WHAT TO DO: Select all lines with the string "screenshot" in them, and copy those lines.

Extracted data entries
# # # # # # #

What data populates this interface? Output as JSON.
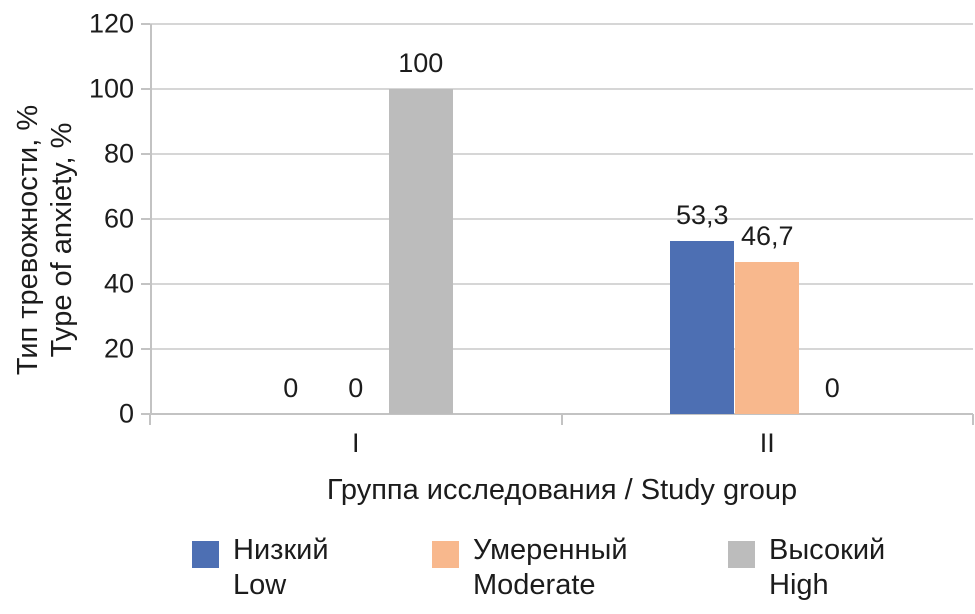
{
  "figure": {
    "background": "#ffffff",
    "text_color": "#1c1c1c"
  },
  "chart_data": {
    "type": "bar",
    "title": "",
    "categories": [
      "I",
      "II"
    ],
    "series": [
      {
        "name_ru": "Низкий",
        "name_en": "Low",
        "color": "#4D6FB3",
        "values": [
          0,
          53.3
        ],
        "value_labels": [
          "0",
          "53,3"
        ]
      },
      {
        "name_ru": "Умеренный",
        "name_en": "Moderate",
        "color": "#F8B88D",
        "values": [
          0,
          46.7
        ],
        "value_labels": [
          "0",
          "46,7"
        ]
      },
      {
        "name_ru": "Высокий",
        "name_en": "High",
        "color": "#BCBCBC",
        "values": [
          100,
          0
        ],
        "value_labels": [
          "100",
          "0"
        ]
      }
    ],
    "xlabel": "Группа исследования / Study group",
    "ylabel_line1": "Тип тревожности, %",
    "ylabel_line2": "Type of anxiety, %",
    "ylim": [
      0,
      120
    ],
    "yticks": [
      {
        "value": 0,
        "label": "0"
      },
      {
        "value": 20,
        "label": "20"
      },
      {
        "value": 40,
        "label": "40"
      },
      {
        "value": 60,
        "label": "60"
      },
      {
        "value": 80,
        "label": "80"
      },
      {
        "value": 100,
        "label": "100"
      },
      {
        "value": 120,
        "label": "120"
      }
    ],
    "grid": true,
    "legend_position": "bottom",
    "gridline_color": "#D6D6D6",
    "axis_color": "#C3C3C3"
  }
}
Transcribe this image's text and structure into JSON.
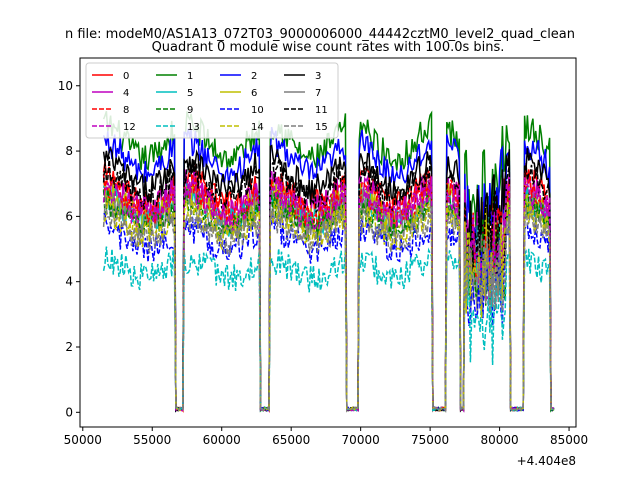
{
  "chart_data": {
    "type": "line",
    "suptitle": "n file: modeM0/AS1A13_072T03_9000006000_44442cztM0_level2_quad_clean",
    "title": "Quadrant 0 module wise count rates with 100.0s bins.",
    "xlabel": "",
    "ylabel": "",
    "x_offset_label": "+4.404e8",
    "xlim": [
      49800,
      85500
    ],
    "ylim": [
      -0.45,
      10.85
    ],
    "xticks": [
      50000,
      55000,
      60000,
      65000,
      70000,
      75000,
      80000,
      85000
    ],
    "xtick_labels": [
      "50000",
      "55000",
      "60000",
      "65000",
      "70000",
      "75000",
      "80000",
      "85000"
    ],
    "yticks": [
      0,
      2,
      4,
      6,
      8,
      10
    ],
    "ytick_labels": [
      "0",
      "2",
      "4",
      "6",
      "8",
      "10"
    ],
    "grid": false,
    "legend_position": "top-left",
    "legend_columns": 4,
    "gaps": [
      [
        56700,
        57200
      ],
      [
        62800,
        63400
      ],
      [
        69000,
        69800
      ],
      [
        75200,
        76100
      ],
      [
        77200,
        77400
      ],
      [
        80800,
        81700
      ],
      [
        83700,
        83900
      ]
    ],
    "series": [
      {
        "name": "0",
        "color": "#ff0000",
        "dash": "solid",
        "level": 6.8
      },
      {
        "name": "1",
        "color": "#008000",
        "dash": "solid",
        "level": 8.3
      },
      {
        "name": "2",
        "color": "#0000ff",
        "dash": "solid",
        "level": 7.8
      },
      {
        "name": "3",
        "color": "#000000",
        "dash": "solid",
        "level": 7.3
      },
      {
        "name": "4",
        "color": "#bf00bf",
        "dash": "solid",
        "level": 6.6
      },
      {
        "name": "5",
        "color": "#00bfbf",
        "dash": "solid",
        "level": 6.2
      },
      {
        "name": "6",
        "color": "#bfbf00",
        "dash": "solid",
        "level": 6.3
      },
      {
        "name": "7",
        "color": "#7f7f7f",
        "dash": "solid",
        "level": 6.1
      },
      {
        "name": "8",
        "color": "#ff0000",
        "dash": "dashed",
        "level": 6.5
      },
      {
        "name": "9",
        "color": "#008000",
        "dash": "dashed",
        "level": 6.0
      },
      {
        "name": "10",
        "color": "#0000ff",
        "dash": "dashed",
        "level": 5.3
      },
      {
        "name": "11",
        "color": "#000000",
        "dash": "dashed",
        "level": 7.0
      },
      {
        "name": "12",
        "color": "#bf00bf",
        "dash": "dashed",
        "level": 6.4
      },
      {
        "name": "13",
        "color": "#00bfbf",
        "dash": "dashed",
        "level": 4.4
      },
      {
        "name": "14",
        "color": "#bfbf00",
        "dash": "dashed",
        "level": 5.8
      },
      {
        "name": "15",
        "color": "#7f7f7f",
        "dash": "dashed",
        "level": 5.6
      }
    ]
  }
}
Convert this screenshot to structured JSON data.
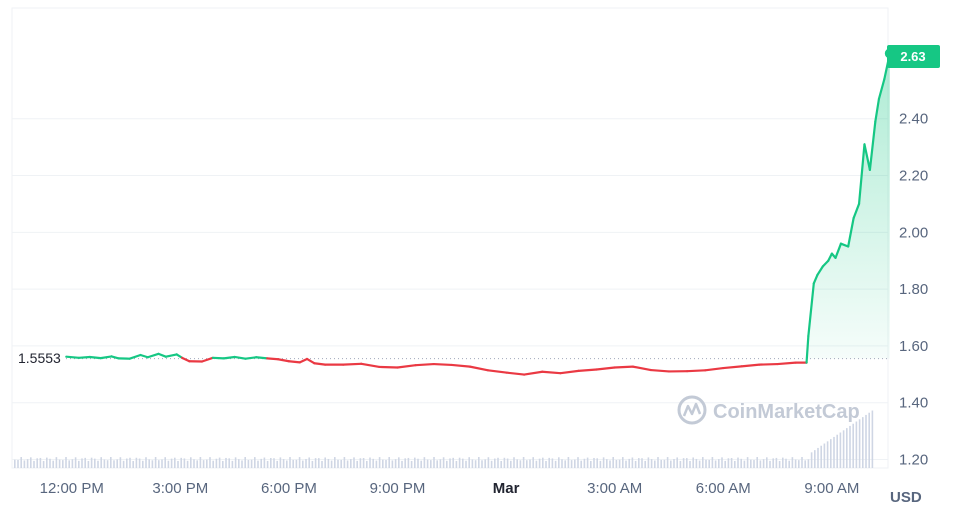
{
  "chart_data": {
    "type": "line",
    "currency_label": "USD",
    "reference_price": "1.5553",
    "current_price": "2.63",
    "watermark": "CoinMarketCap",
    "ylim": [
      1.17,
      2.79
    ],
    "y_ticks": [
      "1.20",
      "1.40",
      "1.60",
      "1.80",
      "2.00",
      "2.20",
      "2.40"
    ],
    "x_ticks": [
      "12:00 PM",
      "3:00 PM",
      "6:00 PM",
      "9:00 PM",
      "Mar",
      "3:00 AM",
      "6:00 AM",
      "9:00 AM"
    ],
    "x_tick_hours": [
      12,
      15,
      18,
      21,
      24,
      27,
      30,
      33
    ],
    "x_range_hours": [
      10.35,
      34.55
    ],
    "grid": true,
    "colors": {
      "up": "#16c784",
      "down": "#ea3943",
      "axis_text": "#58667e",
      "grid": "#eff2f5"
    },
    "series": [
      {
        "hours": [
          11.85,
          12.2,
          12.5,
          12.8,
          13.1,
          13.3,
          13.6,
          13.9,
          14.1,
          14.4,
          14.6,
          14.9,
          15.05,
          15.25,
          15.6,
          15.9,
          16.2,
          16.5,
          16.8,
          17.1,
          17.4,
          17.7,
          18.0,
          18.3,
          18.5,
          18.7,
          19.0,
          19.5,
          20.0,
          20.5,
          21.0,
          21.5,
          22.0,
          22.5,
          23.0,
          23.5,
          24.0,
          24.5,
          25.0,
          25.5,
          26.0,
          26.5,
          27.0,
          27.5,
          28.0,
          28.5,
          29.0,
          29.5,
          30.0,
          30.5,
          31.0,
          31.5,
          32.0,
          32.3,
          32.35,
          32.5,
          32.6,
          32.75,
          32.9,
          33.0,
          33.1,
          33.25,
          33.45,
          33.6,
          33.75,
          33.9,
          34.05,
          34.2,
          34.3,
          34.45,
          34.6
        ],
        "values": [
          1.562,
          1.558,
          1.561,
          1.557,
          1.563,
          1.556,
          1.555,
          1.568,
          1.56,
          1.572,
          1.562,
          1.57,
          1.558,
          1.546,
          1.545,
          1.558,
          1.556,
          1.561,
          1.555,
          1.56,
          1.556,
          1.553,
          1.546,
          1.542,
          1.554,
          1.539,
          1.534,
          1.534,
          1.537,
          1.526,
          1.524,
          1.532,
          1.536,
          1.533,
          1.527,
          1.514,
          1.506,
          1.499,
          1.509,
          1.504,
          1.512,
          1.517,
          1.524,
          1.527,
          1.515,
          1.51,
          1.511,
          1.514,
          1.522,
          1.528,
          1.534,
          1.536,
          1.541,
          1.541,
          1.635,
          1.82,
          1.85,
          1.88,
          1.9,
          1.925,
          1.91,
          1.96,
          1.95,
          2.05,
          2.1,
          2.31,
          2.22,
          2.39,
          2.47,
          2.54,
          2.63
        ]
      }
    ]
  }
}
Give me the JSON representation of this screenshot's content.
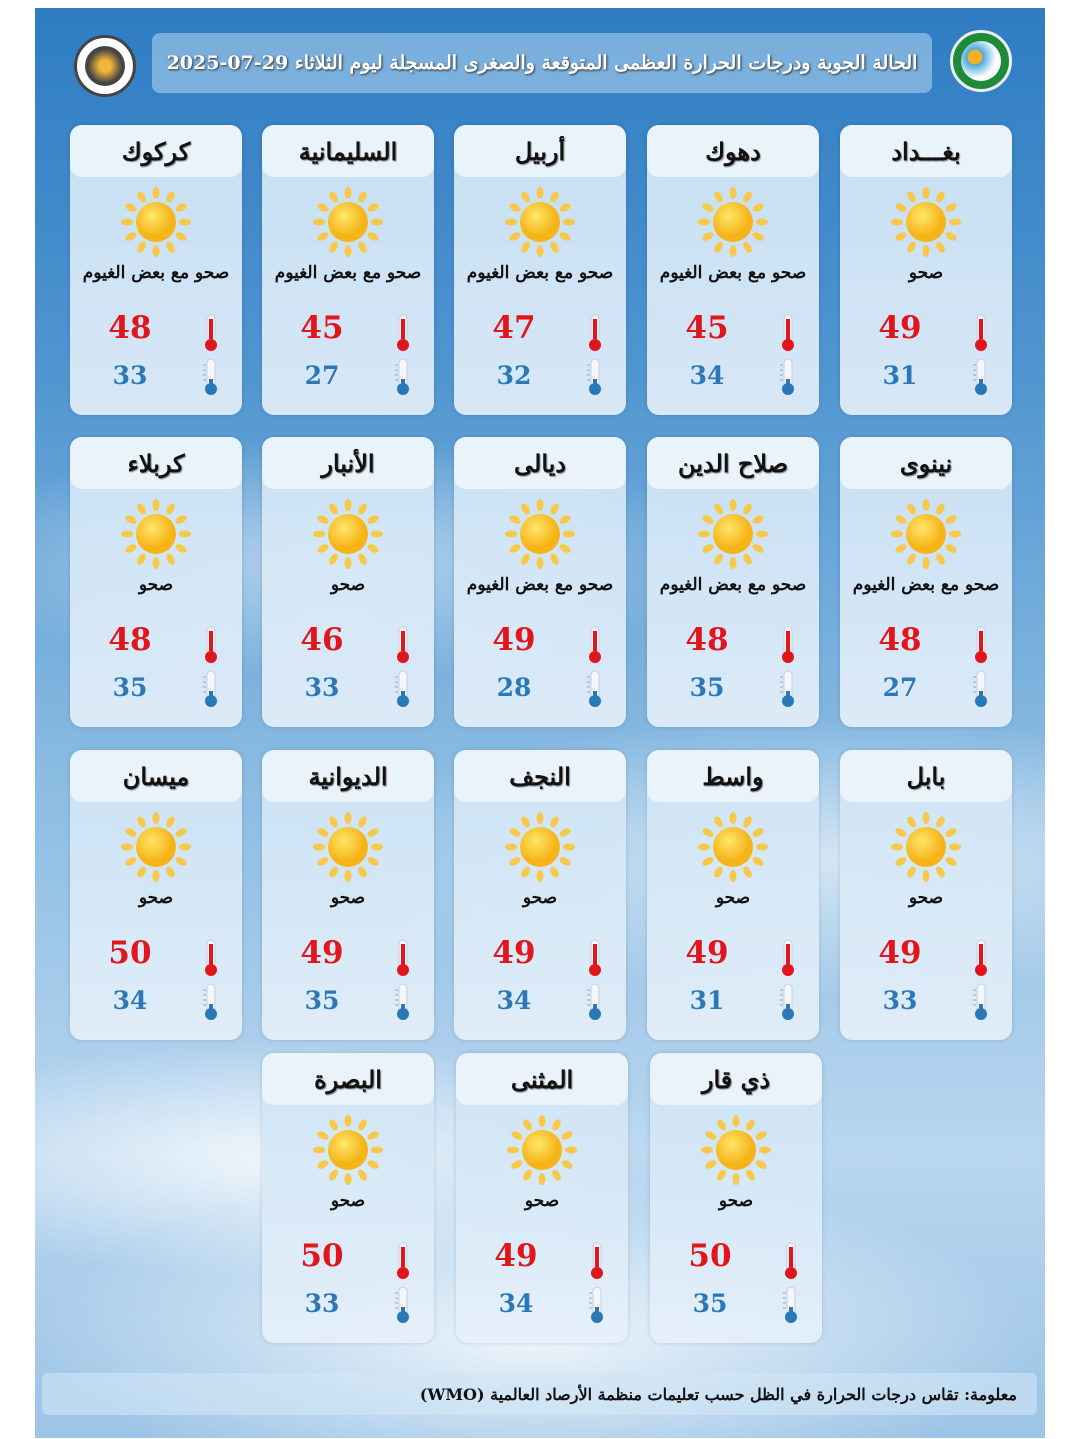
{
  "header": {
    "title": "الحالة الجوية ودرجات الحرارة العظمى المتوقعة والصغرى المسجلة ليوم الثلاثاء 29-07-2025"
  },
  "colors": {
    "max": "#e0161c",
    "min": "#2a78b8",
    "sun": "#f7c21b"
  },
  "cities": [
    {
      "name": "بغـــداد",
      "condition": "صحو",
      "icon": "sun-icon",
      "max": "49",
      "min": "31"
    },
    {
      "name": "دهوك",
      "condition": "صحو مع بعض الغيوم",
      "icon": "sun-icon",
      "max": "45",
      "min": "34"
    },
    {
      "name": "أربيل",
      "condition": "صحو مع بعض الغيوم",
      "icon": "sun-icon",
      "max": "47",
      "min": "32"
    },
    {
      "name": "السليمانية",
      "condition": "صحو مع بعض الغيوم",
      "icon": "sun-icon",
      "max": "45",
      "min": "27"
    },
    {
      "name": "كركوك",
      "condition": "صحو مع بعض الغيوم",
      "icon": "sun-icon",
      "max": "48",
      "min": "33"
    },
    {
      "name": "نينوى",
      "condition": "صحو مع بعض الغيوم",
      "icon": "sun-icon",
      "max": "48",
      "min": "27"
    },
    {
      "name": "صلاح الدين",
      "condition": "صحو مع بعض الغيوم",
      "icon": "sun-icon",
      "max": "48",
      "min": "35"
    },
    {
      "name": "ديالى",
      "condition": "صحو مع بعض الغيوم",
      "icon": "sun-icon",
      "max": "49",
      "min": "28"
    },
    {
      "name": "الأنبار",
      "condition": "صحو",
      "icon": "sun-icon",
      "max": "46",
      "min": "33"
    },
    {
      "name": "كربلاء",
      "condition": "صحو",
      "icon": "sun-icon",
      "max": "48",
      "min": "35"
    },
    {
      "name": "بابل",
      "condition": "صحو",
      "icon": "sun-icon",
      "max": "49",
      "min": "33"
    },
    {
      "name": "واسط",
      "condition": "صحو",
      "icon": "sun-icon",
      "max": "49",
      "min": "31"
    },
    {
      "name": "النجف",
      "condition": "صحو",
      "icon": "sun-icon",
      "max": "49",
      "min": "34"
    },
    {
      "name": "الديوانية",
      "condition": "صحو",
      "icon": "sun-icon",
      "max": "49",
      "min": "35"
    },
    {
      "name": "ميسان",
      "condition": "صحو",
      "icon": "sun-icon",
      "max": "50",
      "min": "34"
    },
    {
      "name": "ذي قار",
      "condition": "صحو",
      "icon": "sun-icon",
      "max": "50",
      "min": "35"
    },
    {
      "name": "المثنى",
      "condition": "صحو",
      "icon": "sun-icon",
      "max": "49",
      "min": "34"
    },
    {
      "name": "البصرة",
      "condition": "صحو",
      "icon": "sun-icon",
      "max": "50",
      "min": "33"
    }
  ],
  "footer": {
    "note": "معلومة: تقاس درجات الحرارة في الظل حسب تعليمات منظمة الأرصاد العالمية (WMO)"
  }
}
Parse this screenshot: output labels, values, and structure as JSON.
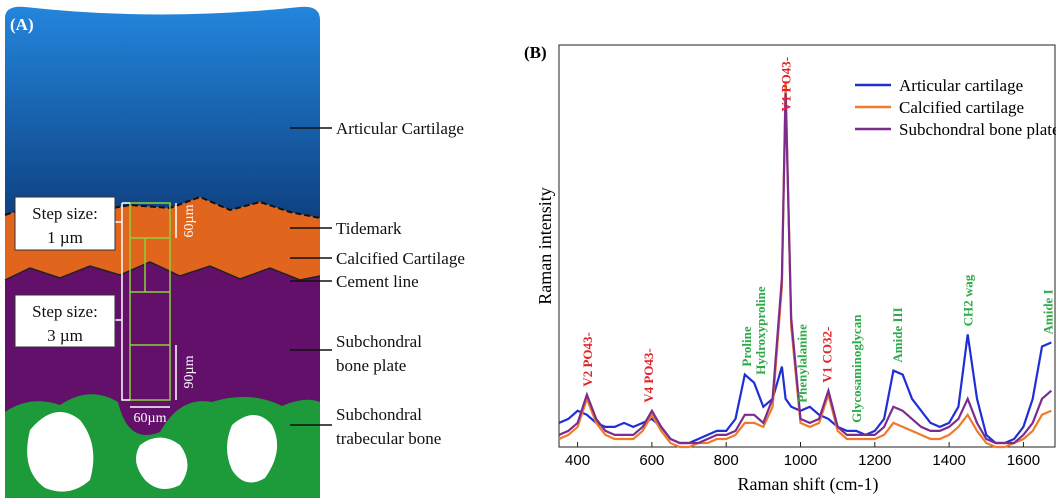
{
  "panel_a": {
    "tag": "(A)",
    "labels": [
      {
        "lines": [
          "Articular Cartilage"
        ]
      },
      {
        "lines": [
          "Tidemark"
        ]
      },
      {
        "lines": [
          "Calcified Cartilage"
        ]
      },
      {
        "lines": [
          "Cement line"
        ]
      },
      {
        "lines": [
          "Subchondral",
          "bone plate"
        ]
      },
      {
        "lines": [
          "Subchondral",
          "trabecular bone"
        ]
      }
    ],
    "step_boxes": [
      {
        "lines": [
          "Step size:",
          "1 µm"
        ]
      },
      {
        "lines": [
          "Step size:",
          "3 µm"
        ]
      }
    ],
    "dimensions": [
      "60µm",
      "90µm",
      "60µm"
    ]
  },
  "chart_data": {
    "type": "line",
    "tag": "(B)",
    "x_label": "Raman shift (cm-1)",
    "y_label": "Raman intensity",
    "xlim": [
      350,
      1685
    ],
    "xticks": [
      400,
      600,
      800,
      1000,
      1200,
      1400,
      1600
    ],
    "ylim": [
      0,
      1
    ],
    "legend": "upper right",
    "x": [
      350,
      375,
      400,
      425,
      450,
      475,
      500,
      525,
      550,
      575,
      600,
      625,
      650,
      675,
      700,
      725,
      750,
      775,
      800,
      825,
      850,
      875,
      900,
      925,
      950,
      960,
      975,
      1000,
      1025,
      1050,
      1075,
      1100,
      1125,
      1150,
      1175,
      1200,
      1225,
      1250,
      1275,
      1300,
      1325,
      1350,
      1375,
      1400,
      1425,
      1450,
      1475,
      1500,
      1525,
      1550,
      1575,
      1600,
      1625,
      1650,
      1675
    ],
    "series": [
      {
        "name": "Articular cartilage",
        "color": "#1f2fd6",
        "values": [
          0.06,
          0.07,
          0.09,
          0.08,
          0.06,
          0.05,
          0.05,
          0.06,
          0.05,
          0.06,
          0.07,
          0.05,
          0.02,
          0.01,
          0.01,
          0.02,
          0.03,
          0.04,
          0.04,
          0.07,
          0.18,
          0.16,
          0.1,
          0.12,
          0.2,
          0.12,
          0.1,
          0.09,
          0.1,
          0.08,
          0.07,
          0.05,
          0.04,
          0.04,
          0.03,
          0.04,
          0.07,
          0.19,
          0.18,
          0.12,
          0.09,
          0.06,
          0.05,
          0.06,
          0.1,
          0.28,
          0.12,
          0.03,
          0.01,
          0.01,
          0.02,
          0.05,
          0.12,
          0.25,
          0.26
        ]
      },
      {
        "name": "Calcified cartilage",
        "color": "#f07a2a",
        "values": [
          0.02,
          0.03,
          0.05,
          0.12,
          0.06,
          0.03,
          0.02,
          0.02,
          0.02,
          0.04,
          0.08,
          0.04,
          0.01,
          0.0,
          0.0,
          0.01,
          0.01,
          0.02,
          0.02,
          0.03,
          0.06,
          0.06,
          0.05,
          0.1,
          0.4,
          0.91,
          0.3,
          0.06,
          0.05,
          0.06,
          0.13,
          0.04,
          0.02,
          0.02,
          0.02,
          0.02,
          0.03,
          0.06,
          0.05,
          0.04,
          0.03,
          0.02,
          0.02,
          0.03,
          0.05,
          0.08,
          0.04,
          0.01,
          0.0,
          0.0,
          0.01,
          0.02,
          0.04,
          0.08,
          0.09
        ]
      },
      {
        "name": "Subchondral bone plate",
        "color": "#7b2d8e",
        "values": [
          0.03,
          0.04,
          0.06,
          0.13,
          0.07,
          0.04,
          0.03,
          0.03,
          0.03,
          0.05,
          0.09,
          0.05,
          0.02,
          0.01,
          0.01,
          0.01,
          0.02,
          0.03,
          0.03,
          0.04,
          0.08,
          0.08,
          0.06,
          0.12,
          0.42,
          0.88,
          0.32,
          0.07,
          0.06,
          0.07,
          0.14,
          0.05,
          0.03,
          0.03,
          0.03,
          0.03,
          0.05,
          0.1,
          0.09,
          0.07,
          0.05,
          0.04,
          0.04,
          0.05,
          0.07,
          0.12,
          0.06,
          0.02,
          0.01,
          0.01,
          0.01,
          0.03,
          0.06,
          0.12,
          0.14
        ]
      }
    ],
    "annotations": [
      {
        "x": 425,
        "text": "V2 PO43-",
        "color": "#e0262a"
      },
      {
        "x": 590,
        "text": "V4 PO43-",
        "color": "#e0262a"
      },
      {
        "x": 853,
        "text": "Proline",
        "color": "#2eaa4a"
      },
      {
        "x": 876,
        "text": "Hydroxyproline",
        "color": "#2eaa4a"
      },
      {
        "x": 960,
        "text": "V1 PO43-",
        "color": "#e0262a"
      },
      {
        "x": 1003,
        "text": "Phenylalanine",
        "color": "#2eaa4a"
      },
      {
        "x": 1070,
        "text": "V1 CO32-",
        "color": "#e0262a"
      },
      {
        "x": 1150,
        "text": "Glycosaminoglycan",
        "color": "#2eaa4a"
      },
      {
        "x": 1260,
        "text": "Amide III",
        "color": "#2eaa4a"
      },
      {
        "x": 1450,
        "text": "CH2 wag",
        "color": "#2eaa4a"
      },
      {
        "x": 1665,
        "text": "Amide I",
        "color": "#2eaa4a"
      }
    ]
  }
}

# # # # # # #

REPLY:
Convert this screenshot to structured JSON data.
Give me the JSON representation of this screenshot's content.
Parse this screenshot: output labels, values, and structure as JSON.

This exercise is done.